** START PROVIDED ENTRIES **

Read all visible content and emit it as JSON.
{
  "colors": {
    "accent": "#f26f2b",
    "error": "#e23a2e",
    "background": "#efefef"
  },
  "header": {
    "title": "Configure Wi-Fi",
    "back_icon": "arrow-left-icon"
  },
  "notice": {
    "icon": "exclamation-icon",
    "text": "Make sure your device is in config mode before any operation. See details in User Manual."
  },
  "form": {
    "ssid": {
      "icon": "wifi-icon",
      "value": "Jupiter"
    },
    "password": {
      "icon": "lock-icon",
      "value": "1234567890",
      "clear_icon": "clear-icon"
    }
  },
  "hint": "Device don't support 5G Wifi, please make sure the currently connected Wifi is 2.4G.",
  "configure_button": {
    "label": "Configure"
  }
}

** END PROVIDED ENTRIES **

> _DIRECTION_: Pick each line holding the word "icon" out of the listing.

> _COMPLETE RESPONSE_:
    "back_icon": "arrow-left-icon"
    "icon": "exclamation-icon",
      "icon": "wifi-icon",
      "icon": "lock-icon",
      "clear_icon": "clear-icon"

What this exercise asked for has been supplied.